Filter the listing below, copying every line in which the word "JSON" appears.

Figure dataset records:
----------------

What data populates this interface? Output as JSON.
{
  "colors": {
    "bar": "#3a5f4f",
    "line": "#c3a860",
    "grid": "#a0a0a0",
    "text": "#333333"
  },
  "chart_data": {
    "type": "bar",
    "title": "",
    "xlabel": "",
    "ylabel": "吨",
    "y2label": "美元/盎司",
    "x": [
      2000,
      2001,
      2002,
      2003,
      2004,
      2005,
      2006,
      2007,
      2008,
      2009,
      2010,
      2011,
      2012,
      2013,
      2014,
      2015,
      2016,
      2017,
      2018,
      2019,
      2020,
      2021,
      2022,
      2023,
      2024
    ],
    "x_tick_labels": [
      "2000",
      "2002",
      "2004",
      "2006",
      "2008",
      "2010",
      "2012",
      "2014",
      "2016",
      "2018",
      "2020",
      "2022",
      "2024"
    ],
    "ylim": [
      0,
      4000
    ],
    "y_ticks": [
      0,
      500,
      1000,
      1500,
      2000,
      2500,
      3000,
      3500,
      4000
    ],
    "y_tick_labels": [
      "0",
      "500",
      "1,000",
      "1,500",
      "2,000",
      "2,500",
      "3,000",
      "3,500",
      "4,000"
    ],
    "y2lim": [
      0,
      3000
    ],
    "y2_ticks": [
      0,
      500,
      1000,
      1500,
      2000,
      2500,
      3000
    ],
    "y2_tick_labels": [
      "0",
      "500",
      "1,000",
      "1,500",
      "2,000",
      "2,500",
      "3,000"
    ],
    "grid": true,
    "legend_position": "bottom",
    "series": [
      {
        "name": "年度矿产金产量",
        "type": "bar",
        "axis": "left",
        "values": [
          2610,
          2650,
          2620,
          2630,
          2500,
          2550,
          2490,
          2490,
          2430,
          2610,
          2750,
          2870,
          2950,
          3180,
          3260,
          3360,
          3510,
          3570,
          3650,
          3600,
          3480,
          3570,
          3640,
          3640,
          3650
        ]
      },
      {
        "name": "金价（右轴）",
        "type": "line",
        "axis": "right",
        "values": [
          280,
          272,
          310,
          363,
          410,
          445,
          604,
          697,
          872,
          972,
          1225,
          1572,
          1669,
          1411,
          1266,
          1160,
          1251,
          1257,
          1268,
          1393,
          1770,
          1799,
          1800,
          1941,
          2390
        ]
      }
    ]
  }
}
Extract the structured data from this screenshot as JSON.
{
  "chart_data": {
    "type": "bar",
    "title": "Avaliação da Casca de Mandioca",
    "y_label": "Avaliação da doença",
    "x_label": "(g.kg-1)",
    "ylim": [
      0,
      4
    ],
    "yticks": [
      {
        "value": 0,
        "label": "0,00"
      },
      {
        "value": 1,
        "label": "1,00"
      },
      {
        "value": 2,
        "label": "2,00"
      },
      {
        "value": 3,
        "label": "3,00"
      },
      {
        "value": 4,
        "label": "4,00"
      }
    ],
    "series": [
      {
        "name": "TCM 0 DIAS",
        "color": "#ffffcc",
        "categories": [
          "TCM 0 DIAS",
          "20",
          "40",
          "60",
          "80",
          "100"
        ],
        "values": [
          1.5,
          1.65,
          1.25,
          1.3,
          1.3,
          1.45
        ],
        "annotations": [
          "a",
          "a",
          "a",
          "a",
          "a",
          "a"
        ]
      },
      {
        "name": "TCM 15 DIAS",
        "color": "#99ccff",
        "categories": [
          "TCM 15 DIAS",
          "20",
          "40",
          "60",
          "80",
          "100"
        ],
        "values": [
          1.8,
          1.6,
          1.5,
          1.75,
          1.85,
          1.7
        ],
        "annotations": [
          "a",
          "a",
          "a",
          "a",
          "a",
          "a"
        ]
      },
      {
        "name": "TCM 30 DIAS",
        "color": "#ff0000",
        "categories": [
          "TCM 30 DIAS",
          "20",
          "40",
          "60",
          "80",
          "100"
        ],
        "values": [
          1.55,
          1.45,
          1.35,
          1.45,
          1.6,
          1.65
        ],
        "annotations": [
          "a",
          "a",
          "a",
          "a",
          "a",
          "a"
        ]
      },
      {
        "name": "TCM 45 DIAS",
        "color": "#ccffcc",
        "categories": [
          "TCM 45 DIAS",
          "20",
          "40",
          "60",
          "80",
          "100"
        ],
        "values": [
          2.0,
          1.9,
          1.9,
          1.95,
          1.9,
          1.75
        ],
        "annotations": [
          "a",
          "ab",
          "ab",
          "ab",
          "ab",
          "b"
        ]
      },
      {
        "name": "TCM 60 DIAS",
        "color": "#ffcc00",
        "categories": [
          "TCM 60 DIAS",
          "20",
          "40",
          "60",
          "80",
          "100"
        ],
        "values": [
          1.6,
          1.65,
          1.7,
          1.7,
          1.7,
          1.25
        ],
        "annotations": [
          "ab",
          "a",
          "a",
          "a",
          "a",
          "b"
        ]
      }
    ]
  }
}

----------------

* The reply *
What data populates this interface? Output as JSON.
Extract the structured data from this screenshot as JSON.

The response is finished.